Written problem: Write out the records below once more, exactly as they stand.

[Start of Excerpted records]

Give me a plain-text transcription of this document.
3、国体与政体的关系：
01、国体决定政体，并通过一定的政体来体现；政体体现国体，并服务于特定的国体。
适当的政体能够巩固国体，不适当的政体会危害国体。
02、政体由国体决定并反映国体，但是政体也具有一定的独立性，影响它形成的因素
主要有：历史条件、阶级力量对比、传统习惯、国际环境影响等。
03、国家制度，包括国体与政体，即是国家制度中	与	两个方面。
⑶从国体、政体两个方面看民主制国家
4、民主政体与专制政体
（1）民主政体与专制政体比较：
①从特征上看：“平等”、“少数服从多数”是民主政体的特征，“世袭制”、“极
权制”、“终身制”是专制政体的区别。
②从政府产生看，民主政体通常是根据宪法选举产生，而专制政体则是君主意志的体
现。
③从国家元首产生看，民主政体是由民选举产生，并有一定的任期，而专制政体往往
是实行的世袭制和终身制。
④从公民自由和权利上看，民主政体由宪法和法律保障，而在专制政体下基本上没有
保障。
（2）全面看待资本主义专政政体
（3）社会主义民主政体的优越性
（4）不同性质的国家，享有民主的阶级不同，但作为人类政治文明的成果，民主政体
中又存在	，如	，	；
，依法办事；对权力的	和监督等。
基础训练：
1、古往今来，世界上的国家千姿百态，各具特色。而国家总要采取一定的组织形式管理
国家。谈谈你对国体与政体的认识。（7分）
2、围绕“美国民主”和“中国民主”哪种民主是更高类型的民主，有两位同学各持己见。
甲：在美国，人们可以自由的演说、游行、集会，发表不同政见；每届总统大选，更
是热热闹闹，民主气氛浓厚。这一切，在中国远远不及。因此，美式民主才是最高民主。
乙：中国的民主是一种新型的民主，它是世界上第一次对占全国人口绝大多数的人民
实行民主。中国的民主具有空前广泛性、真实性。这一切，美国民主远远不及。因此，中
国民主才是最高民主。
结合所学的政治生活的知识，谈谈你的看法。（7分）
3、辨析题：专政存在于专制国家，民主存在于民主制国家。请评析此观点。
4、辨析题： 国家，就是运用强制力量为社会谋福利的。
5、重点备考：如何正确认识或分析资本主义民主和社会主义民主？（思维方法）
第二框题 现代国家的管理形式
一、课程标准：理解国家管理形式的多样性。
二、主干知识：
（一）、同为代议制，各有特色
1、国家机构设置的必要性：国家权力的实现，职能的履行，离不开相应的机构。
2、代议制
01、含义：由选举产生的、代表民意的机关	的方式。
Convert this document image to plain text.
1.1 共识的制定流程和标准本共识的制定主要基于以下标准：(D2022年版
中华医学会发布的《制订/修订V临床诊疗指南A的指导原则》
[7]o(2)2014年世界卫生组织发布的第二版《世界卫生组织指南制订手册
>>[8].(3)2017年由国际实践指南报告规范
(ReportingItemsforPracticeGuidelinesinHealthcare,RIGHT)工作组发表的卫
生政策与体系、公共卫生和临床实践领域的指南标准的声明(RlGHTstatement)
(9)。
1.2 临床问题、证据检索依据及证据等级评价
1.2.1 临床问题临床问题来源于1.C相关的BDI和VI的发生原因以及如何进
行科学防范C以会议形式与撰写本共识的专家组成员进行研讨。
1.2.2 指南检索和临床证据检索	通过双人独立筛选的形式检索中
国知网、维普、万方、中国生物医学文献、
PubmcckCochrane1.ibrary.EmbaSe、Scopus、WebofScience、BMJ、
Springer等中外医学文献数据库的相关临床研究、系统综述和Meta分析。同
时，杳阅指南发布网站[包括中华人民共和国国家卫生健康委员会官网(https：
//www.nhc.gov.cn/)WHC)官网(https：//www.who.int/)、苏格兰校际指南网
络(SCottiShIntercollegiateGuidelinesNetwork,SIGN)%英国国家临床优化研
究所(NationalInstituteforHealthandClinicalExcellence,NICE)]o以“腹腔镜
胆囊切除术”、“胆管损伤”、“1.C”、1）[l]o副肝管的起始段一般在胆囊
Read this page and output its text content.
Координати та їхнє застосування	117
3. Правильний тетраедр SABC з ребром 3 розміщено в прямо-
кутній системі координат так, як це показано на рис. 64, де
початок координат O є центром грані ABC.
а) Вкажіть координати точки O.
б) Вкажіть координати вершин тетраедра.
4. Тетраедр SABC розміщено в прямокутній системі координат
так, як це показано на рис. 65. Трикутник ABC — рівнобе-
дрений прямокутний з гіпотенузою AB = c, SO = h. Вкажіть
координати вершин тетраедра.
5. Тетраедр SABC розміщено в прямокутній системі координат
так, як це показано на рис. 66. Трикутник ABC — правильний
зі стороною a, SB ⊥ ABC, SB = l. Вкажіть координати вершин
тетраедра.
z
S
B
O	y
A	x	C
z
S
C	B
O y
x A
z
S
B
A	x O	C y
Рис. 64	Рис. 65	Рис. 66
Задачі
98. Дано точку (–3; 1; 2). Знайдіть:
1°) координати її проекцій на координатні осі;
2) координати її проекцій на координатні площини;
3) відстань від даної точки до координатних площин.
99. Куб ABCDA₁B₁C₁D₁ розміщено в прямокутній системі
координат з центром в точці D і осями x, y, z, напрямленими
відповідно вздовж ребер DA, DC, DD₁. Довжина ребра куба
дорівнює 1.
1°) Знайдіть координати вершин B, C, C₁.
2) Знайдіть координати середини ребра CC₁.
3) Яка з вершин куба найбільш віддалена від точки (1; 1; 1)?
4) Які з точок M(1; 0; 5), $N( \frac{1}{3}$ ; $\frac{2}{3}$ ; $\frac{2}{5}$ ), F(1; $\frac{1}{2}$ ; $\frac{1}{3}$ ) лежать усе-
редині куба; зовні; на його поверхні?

[End of Excerpted records]

Exercise result:
Give me a plain-text transcription of this document.
3、国体与政体的关系：
01、国体决定政体，并通过一定的政体来体现；政体体现国体，并服务于特定的国体。
适当的政体能够巩固国体，不适当的政体会危害国体。
02、政体由国体决定并反映国体，但是政体也具有一定的独立性，影响它形成的因素
主要有：历史条件、阶级力量对比、传统习惯、国际环境影响等。
03、国家制度，包括国体与政体，即是国家制度中	与	两个方面。
⑶从国体、政体两个方面看民主制国家
4、民主政体与专制政体
（1）民主政体与专制政体比较：
①从特征上看：“平等”、“少数服从多数”是民主政体的特征，“世袭制”、“极
权制”、“终身制”是专制政体的区别。
②从政府产生看，民主政体通常是根据宪法选举产生，而专制政体则是君主意志的体
现。
③从国家元首产生看，民主政体是由民选举产生，并有一定的任期，而专制政体往往
是实行的世袭制和终身制。
④从公民自由和权利上看，民主政体由宪法和法律保障，而在专制政体下基本上没有
保障。
（2）全面看待资本主义专政政体
（3）社会主义民主政体的优越性
（4）不同性质的国家，享有民主的阶级不同，但作为人类政治文明的成果，民主政体
中又存在	，如	，	；
，依法办事；对权力的	和监督等。
基础训练：
1、古往今来，世界上的国家千姿百态，各具特色。而国家总要采取一定的组织形式管理
国家。谈谈你对国体与政体的认识。（7分）
2、围绕“美国民主”和“中国民主”哪种民主是更高类型的民主，有两位同学各持己见。
甲：在美国，人们可以自由的演说、游行、集会，发表不同政见；每届总统大选，更
是热热闹闹，民主气氛浓厚。这一切，在中国远远不及。因此，美式民主才是最高民主。
乙：中国的民主是一种新型的民主，它是世界上第一次对占全国人口绝大多数的人民
实行民主。中国的民主具有空前广泛性、真实性。这一切，美国民主远远不及。因此，中
国民主才是最高民主。
结合所学的政治生活的知识，谈谈你的看法。（7分）
3、辨析题：专政存在于专制国家，民主存在于民主制国家。请评析此观点。
4、辨析题： 国家，就是运用强制力量为社会谋福利的。
5、重点备考：如何正确认识或分析资本主义民主和社会主义民主？（思维方法）
第二框题 现代国家的管理形式
一、课程标准：理解国家管理形式的多样性。
二、主干知识：
（一）、同为代议制，各有特色
1、国家机构设置的必要性：国家权力的实现，职能的履行，离不开相应的机构。
2、代议制
01、含义：由选举产生的、代表民意的机关	的方式。
Convert this document image to plain text.
1.1 共识的制定流程和标准本共识的制定主要基于以下标准：(D2022年版
中华医学会发布的《制订/修订V临床诊疗指南A的指导原则》
[7]o(2)2014年世界卫生组织发布的第二版《世界卫生组织指南制订手册
>>[8].(3)2017年由国际实践指南报告规范
(ReportingItemsforPracticeGuidelinesinHealthcare,RIGHT)工作组发表的卫
生政策与体系、公共卫生和临床实践领域的指南标准的声明(RlGHTstatement)
(9)。
1.2 临床问题、证据检索依据及证据等级评价
1.2.1 临床问题临床问题来源于1.C相关的BDI和VI的发生原因以及如何进
行科学防范C以会议形式与撰写本共识的专家组成员进行研讨。
1.2.2 指南检索和临床证据检索	通过双人独立筛选的形式检索中
国知网、维普、万方、中国生物医学文献、
PubmcckCochrane1.ibrary.EmbaSe、Scopus、WebofScience、BMJ、
Springer等中外医学文献数据库的相关临床研究、系统综述和Meta分析。同
时，杳阅指南发布网站[包括中华人民共和国国家卫生健康委员会官网(https：
//www.nhc.gov.cn/)WHC)官网(https：//www.who.int/)、苏格兰校际指南网
络(SCottiShIntercollegiateGuidelinesNetwork,SIGN)%英国国家临床优化研
究所(NationalInstituteforHealthandClinicalExcellence,NICE)]o以“腹腔镜
胆囊切除术”、“胆管损伤”、“1.C”、1）[l]o副肝管的起始段一般在胆囊
Read this page and output its text content.
Координати та їхнє застосування	117
3. Правильний тетраедр SABC з ребром 3 розміщено в прямо-
кутній системі координат так, як це показано на рис. 64, де
початок координат O є центром грані ABC.
а) Вкажіть координати точки O.
б) Вкажіть координати вершин тетраедра.
4. Тетраедр SABC розміщено в прямокутній системі координат
так, як це показано на рис. 65. Трикутник ABC — рівнобе-
дрений прямокутний з гіпотенузою AB = c, SO = h. Вкажіть
координати вершин тетраедра.
5. Тетраедр SABC розміщено в прямокутній системі координат
так, як це показано на рис. 66. Трикутник ABC — правильний
зі стороною a, SB ⊥ ABC, SB = l. Вкажіть координати вершин
тетраедра.
z
S
B
O	y
A	x	C
z
S
C	B
O y
x A
z
S
B
A	x O	C y
Рис. 64	Рис. 65	Рис. 66
Задачі
98. Дано точку (–3; 1; 2). Знайдіть:
1°) координати її проекцій на координатні осі;
2) координати її проекцій на координатні площини;
3) відстань від даної точки до координатних площин.
99. Куб ABCDA₁B₁C₁D₁ розміщено в прямокутній системі
координат з центром в точці D і осями x, y, z, напрямленими
відповідно вздовж ребер DA, DC, DD₁. Довжина ребра куба
дорівнює 1.
1°) Знайдіть координати вершин B, C, C₁.
2) Знайдіть координати середини ребра CC₁.
3) Яка з вершин куба найбільш віддалена від точки (1; 1; 1)?
4) Які з точок M(1; 0; 5), $N( \frac{1}{3}$ ; $\frac{2}{3}$ ; $\frac{2}{5}$ ), F(1; $\frac{1}{2}$ ; $\frac{1}{3}$ ) лежать усе-
редині куба; зовні; на його поверхні?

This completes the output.